The problem:
Of the lines in these entries, how many contain the string "region"? Give the number and nothing else.

(Structured figure records)
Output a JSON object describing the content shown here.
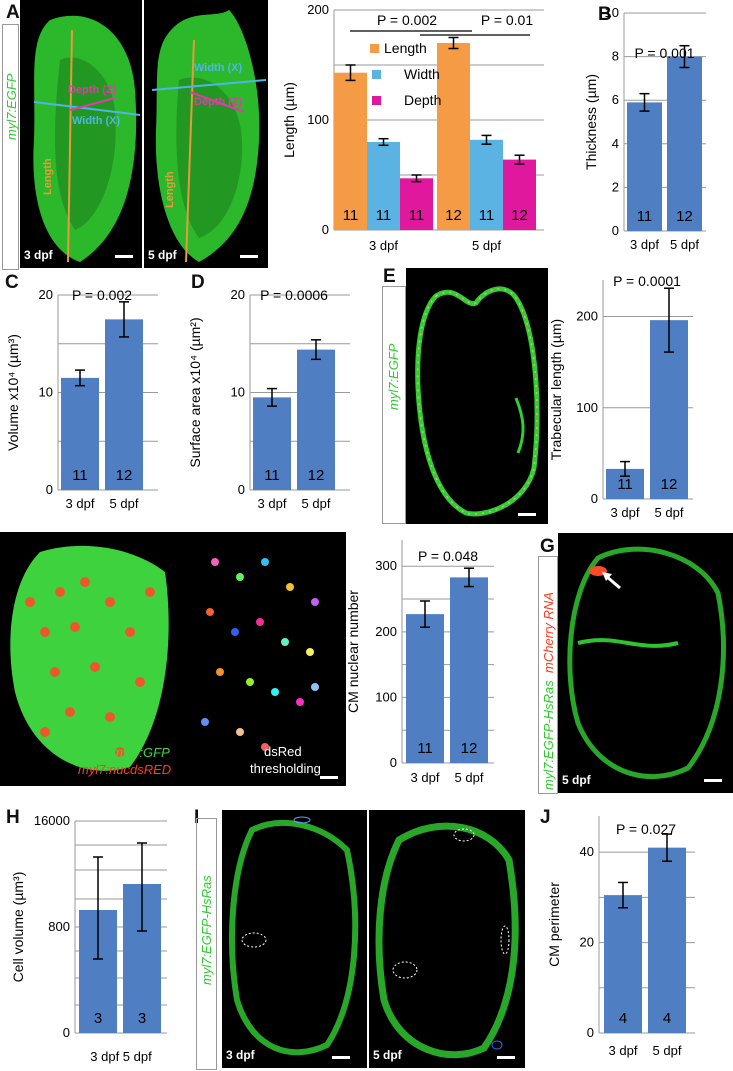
{
  "panels": {
    "A": {
      "letter": "A",
      "label": "myl7:EGFP",
      "img1_tag": "3 dpf",
      "img2_tag": "5 dpf",
      "annot_length": "Length",
      "annot_width": "Width (X)",
      "annot_depth": "Depth (Z)",
      "chart": {
        "ylabel": "Length (µm)",
        "yticks": [
          "0",
          "100",
          "200"
        ],
        "categories": [
          "3 dpf",
          "5 dpf"
        ],
        "legend": [
          "Length",
          "Width",
          "Depth"
        ],
        "p1": "P = 0.002",
        "p2": "P = 0.01"
      }
    },
    "B": {
      "letter": "B",
      "ylabel": "Thickness (µm)",
      "yticks": [
        "0",
        "2",
        "4",
        "6",
        "8",
        "10"
      ],
      "categories": [
        "3 dpf",
        "5 dpf"
      ],
      "p": "P = 0.001",
      "n": [
        "11",
        "12"
      ]
    },
    "C": {
      "letter": "C",
      "ylabel": "Volume x10⁴ (µm³)",
      "yticks": [
        "0",
        "10",
        "20"
      ],
      "categories": [
        "3 dpf",
        "5 dpf"
      ],
      "p": "P = 0.002",
      "n": [
        "11",
        "12"
      ]
    },
    "D": {
      "letter": "D",
      "ylabel": "Surface area x10⁴ (µm²)",
      "yticks": [
        "0",
        "10",
        "20"
      ],
      "categories": [
        "3 dpf",
        "5 dpf"
      ],
      "p": "P = 0.0006",
      "n": [
        "11",
        "12"
      ]
    },
    "E": {
      "letter": "E",
      "label": "myl7:EGFP",
      "ylabel": "Trabecular length (µm)",
      "yticks": [
        "0",
        "100",
        "200"
      ],
      "categories": [
        "3 dpf",
        "5 dpf"
      ],
      "p": "P = 0.0001",
      "n": [
        "11",
        "12"
      ]
    },
    "F": {
      "letter": "F",
      "label1": "myl7:GFP",
      "label2": "myl7:nucdsRED",
      "threshold1": "dsRed",
      "threshold2": "thresholding",
      "ylabel": "CM nuclear number",
      "yticks": [
        "0",
        "100",
        "200",
        "300"
      ],
      "categories": [
        "3 dpf",
        "5 dpf"
      ],
      "p": "P = 0.048",
      "n": [
        "11",
        "12"
      ]
    },
    "G": {
      "letter": "G",
      "label1": "myl7:EGFP-HsRas",
      "label2": "mCherry RNA",
      "tag": "5 dpf"
    },
    "H": {
      "letter": "H",
      "ylabel": "Cell volume (µm³)",
      "yticks": [
        "0",
        "800",
        "16000"
      ],
      "categories_joined": "3 dpf 5 dpf",
      "n": [
        "3",
        "3"
      ]
    },
    "I": {
      "letter": "I",
      "label": "myl7:EGFP-HsRas",
      "tag1": "3 dpf",
      "tag2": "5 dpf"
    },
    "J": {
      "letter": "J",
      "ylabel": "CM perimeter",
      "yticks": [
        "0",
        "20",
        "40"
      ],
      "categories": [
        "3 dpf",
        "5 dpf"
      ],
      "p": "P = 0.027",
      "n": [
        "4",
        "4"
      ]
    }
  },
  "colors": {
    "bar": "#4f7fc2",
    "length": "#f59a45",
    "width": "#5bb3e3",
    "depth": "#e0189d",
    "gfp": "#35d035",
    "red": "#ff4a2a"
  },
  "chart_data": [
    {
      "id": "A",
      "type": "bar",
      "categories": [
        "3 dpf",
        "5 dpf"
      ],
      "ylabel": "Length (µm)",
      "ylim": [
        0,
        200
      ],
      "series": [
        {
          "name": "Length",
          "values": [
            143,
            170
          ],
          "err": [
            7,
            5
          ],
          "n": [
            "11",
            "12"
          ]
        },
        {
          "name": "Width",
          "values": [
            80,
            82
          ],
          "err": [
            3,
            4
          ],
          "n": [
            "11",
            "11"
          ]
        },
        {
          "name": "Depth",
          "values": [
            47,
            64
          ],
          "err": [
            3,
            4
          ],
          "n": [
            "11",
            "12"
          ]
        }
      ],
      "annotations": [
        "P = 0.002",
        "P = 0.01"
      ]
    },
    {
      "id": "B",
      "type": "bar",
      "categories": [
        "3 dpf",
        "5 dpf"
      ],
      "values": [
        5.9,
        8.0
      ],
      "err": [
        0.4,
        0.5
      ],
      "ylim": [
        0,
        10
      ],
      "ylabel": "Thickness (µm)"
    },
    {
      "id": "C",
      "type": "bar",
      "categories": [
        "3 dpf",
        "5 dpf"
      ],
      "values": [
        11.5,
        17.5
      ],
      "err": [
        0.8,
        1.8
      ],
      "ylim": [
        0,
        20
      ],
      "ylabel": "Volume x10⁴ (µm³)"
    },
    {
      "id": "D",
      "type": "bar",
      "categories": [
        "3 dpf",
        "5 dpf"
      ],
      "values": [
        9.5,
        14.4
      ],
      "err": [
        0.9,
        1.0
      ],
      "ylim": [
        0,
        20
      ],
      "ylabel": "Surface area x10⁴ (µm²)"
    },
    {
      "id": "E",
      "type": "bar",
      "categories": [
        "3 dpf",
        "5 dpf"
      ],
      "values": [
        33,
        196
      ],
      "err": [
        8,
        35
      ],
      "ylim": [
        0,
        240
      ],
      "ylabel": "Trabecular length (µm)"
    },
    {
      "id": "F",
      "type": "bar",
      "categories": [
        "3 dpf",
        "5 dpf"
      ],
      "values": [
        227,
        283
      ],
      "err": [
        20,
        14
      ],
      "ylim": [
        0,
        340
      ],
      "ylabel": "CM nuclear number"
    },
    {
      "id": "H",
      "type": "bar",
      "categories": [
        "3 dpf",
        "5 dpf"
      ],
      "values": [
        9300,
        11900
      ],
      "err": [
        2300,
        2500
      ],
      "ylabel": "Cell volume (µm³)"
    },
    {
      "id": "J",
      "type": "bar",
      "categories": [
        "3 dpf",
        "5 dpf"
      ],
      "values": [
        30.5,
        41
      ],
      "err": [
        2.8,
        3
      ],
      "ylim": [
        0,
        48
      ],
      "ylabel": "CM perimeter"
    }
  ]
}
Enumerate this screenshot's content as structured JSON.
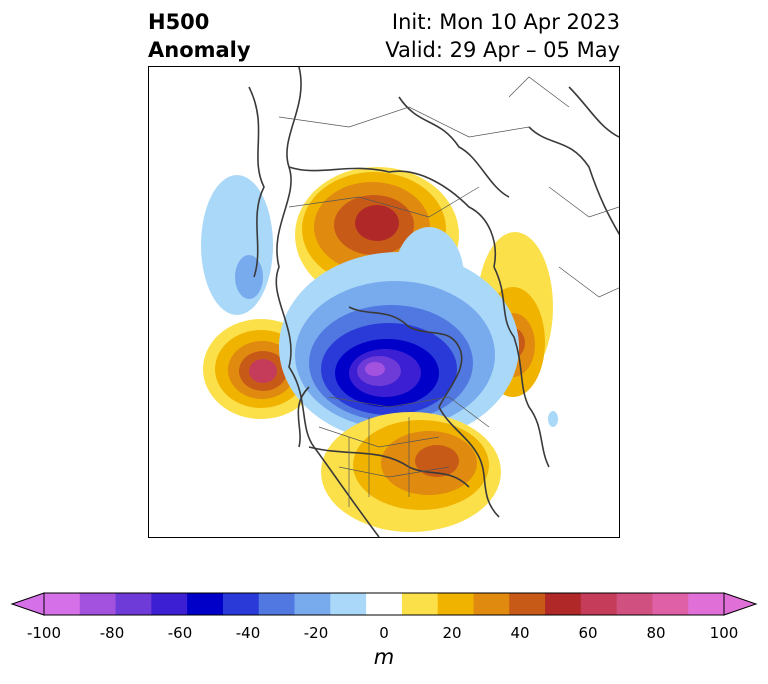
{
  "title": {
    "left_line1": "H500",
    "left_line2": "Anomaly",
    "right_line1": "Init: Mon 10 Apr 2023",
    "right_line2": "Valid: 29 Apr – 05 May"
  },
  "map": {
    "projection": "north polar stereographic",
    "field": "500 hPa geopotential height anomaly",
    "anomaly_centers": [
      {
        "region": "Northern Siberia / Arctic",
        "sign": "positive",
        "max_m": 65
      },
      {
        "region": "North Pacific (Gulf of Alaska)",
        "sign": "positive",
        "max_m": 70
      },
      {
        "region": "Hudson Bay / Canada",
        "sign": "negative",
        "min_m": -90
      },
      {
        "region": "Eastern United States",
        "sign": "positive",
        "max_m": 50
      },
      {
        "region": "North Atlantic / Greenland Sea",
        "sign": "positive",
        "max_m": 45
      },
      {
        "region": "Bering Sea / East Asia",
        "sign": "negative",
        "min_m": -25
      }
    ]
  },
  "colorbar": {
    "label": "m",
    "ticks": [
      "-100",
      "-80",
      "-60",
      "-40",
      "-20",
      "0",
      "20",
      "40",
      "60",
      "80",
      "100"
    ],
    "levels": [
      -100,
      -90,
      -80,
      -70,
      -60,
      -50,
      -40,
      -30,
      -20,
      -10,
      10,
      20,
      30,
      40,
      50,
      60,
      70,
      80,
      90,
      100
    ],
    "colors": [
      "#d670e8",
      "#a352e0",
      "#6e3ad8",
      "#3c1fd2",
      "#0000c8",
      "#2a3ad8",
      "#5078e0",
      "#78aaee",
      "#aad8f8",
      "#ffffff",
      "#fce04a",
      "#f0b400",
      "#e08a10",
      "#c85a18",
      "#b02828",
      "#c43c5a",
      "#d05080",
      "#e060a8",
      "#e070d8"
    ],
    "extend_low": "#d670e8",
    "extend_high": "#e070d8"
  }
}
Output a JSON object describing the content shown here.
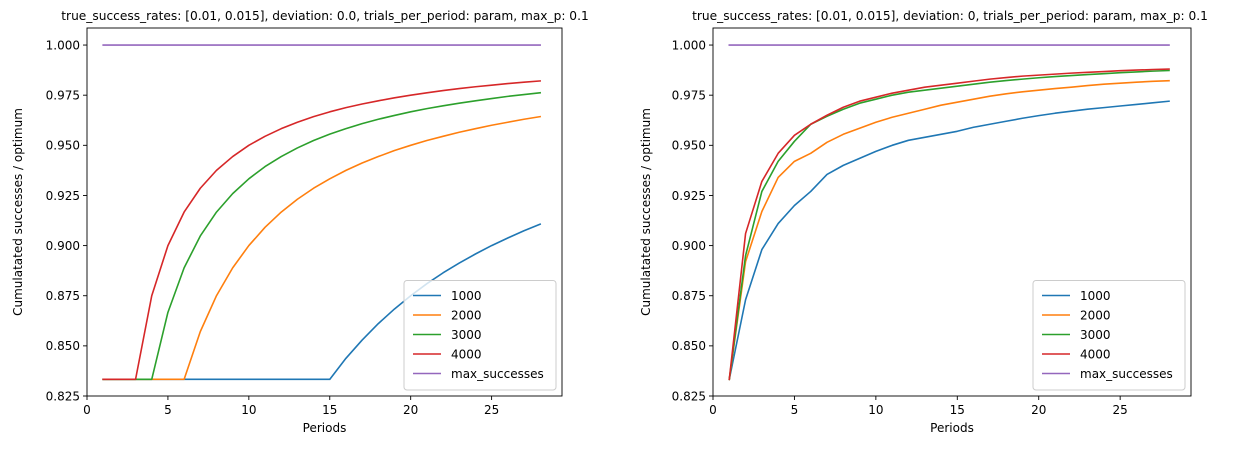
{
  "chart_data": [
    {
      "type": "line",
      "title": "true_success_rates: [0.01, 0.015], deviation: 0.0, trials_per_period: param, max_p: 0.1",
      "xlabel": "Periods",
      "ylabel": "Cumulatated successes / optimum",
      "xlim": [
        0,
        29.35
      ],
      "ylim": [
        0.825,
        1.0085
      ],
      "xticks": [
        0,
        5,
        10,
        15,
        20,
        25
      ],
      "yticks": [
        0.825,
        0.85,
        0.875,
        0.9,
        0.925,
        0.95,
        0.975,
        1.0
      ],
      "ytick_labels": [
        "0.825",
        "0.850",
        "0.875",
        "0.900",
        "0.925",
        "0.950",
        "0.975",
        "1.000"
      ],
      "legend_position": "lower right",
      "grid": false,
      "x": [
        1,
        2,
        3,
        4,
        5,
        6,
        7,
        8,
        9,
        10,
        11,
        12,
        13,
        14,
        15,
        16,
        17,
        18,
        19,
        20,
        21,
        22,
        23,
        24,
        25,
        26,
        27,
        28
      ],
      "series": [
        {
          "name": "1000",
          "color": "#1f77b4",
          "values": [
            0.8333,
            0.8333,
            0.8333,
            0.8333,
            0.8333,
            0.8333,
            0.8333,
            0.8333,
            0.8333,
            0.8333,
            0.8333,
            0.8333,
            0.8333,
            0.8333,
            0.8333,
            0.8438,
            0.8529,
            0.8611,
            0.8684,
            0.875,
            0.881,
            0.8864,
            0.8913,
            0.8958,
            0.9,
            0.9038,
            0.9074,
            0.9107
          ]
        },
        {
          "name": "2000",
          "color": "#ff7f0e",
          "values": [
            0.8333,
            0.8333,
            0.8333,
            0.8333,
            0.8333,
            0.8333,
            0.8571,
            0.875,
            0.8889,
            0.9,
            0.9091,
            0.9167,
            0.9231,
            0.9286,
            0.9333,
            0.9375,
            0.9412,
            0.9444,
            0.9474,
            0.95,
            0.9524,
            0.9545,
            0.9565,
            0.9583,
            0.96,
            0.9615,
            0.963,
            0.9643
          ]
        },
        {
          "name": "3000",
          "color": "#2ca02c",
          "values": [
            0.8333,
            0.8333,
            0.8333,
            0.8333,
            0.8667,
            0.8889,
            0.9048,
            0.9167,
            0.9259,
            0.9333,
            0.9394,
            0.9444,
            0.9487,
            0.9524,
            0.9556,
            0.9583,
            0.9608,
            0.963,
            0.9649,
            0.9667,
            0.9683,
            0.9697,
            0.971,
            0.9722,
            0.9733,
            0.9744,
            0.9753,
            0.9762
          ]
        },
        {
          "name": "4000",
          "color": "#d62728",
          "values": [
            0.8333,
            0.8333,
            0.8333,
            0.875,
            0.9,
            0.9167,
            0.9286,
            0.9375,
            0.9444,
            0.95,
            0.9545,
            0.9583,
            0.9615,
            0.9643,
            0.9667,
            0.9688,
            0.9706,
            0.9722,
            0.9737,
            0.975,
            0.9762,
            0.9773,
            0.9783,
            0.9792,
            0.98,
            0.9808,
            0.9815,
            0.9821
          ]
        },
        {
          "name": "max_successes",
          "color": "#9467bd",
          "values": [
            1,
            1,
            1,
            1,
            1,
            1,
            1,
            1,
            1,
            1,
            1,
            1,
            1,
            1,
            1,
            1,
            1,
            1,
            1,
            1,
            1,
            1,
            1,
            1,
            1,
            1,
            1,
            1
          ]
        }
      ]
    },
    {
      "type": "line",
      "title": "true_success_rates: [0.01, 0.015], deviation: 0, trials_per_period: param, max_p: 0.1",
      "xlabel": "Periods",
      "ylabel": "Cumulatated successes / optimum",
      "xlim": [
        0,
        29.35
      ],
      "ylim": [
        0.825,
        1.0085
      ],
      "xticks": [
        0,
        5,
        10,
        15,
        20,
        25
      ],
      "yticks": [
        0.825,
        0.85,
        0.875,
        0.9,
        0.925,
        0.95,
        0.975,
        1.0
      ],
      "ytick_labels": [
        "0.825",
        "0.850",
        "0.875",
        "0.900",
        "0.925",
        "0.950",
        "0.975",
        "1.000"
      ],
      "legend_position": "lower right",
      "grid": false,
      "x": [
        1,
        2,
        3,
        4,
        5,
        6,
        7,
        8,
        9,
        10,
        11,
        12,
        13,
        14,
        15,
        16,
        17,
        18,
        19,
        20,
        21,
        22,
        23,
        24,
        25,
        26,
        27,
        28
      ],
      "series": [
        {
          "name": "1000",
          "color": "#1f77b4",
          "values": [
            0.8333,
            0.873,
            0.898,
            0.911,
            0.92,
            0.927,
            0.9355,
            0.94,
            0.9435,
            0.947,
            0.95,
            0.9525,
            0.954,
            0.9555,
            0.957,
            0.959,
            0.9605,
            0.962,
            0.9635,
            0.9648,
            0.966,
            0.967,
            0.968,
            0.9688,
            0.9696,
            0.9704,
            0.9712,
            0.972
          ]
        },
        {
          "name": "2000",
          "color": "#ff7f0e",
          "values": [
            0.8333,
            0.892,
            0.917,
            0.934,
            0.942,
            0.946,
            0.9515,
            0.9555,
            0.9585,
            0.9615,
            0.964,
            0.966,
            0.968,
            0.97,
            0.9715,
            0.973,
            0.9745,
            0.9757,
            0.9767,
            0.9775,
            0.9783,
            0.979,
            0.9798,
            0.9805,
            0.981,
            0.9815,
            0.9819,
            0.9822
          ]
        },
        {
          "name": "3000",
          "color": "#2ca02c",
          "values": [
            0.8333,
            0.895,
            0.927,
            0.942,
            0.952,
            0.9605,
            0.9645,
            0.968,
            0.971,
            0.973,
            0.975,
            0.9765,
            0.9775,
            0.9785,
            0.9795,
            0.9805,
            0.9815,
            0.9823,
            0.983,
            0.9837,
            0.9843,
            0.9848,
            0.9853,
            0.9857,
            0.9862,
            0.9866,
            0.987,
            0.9873
          ]
        },
        {
          "name": "4000",
          "color": "#d62728",
          "values": [
            0.8333,
            0.906,
            0.932,
            0.946,
            0.955,
            0.9605,
            0.965,
            0.969,
            0.972,
            0.974,
            0.976,
            0.9775,
            0.979,
            0.98,
            0.981,
            0.982,
            0.983,
            0.9838,
            0.9845,
            0.985,
            0.9855,
            0.986,
            0.9864,
            0.9868,
            0.9872,
            0.9875,
            0.9878,
            0.988
          ]
        },
        {
          "name": "max_successes",
          "color": "#9467bd",
          "values": [
            1,
            1,
            1,
            1,
            1,
            1,
            1,
            1,
            1,
            1,
            1,
            1,
            1,
            1,
            1,
            1,
            1,
            1,
            1,
            1,
            1,
            1,
            1,
            1,
            1,
            1,
            1,
            1
          ]
        }
      ]
    }
  ]
}
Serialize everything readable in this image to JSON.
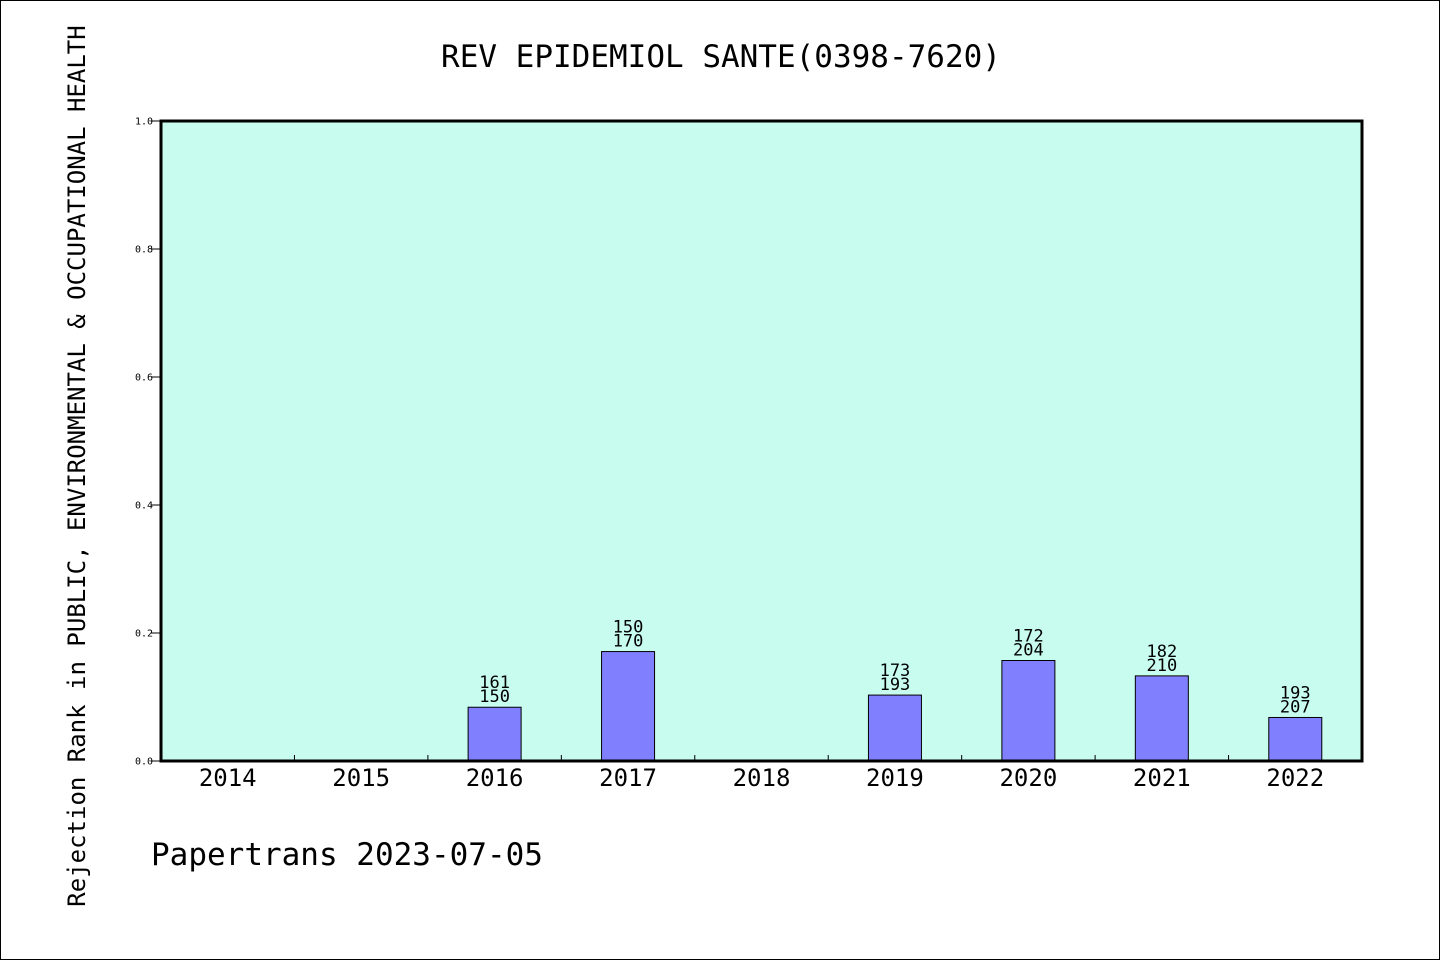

Task output:
6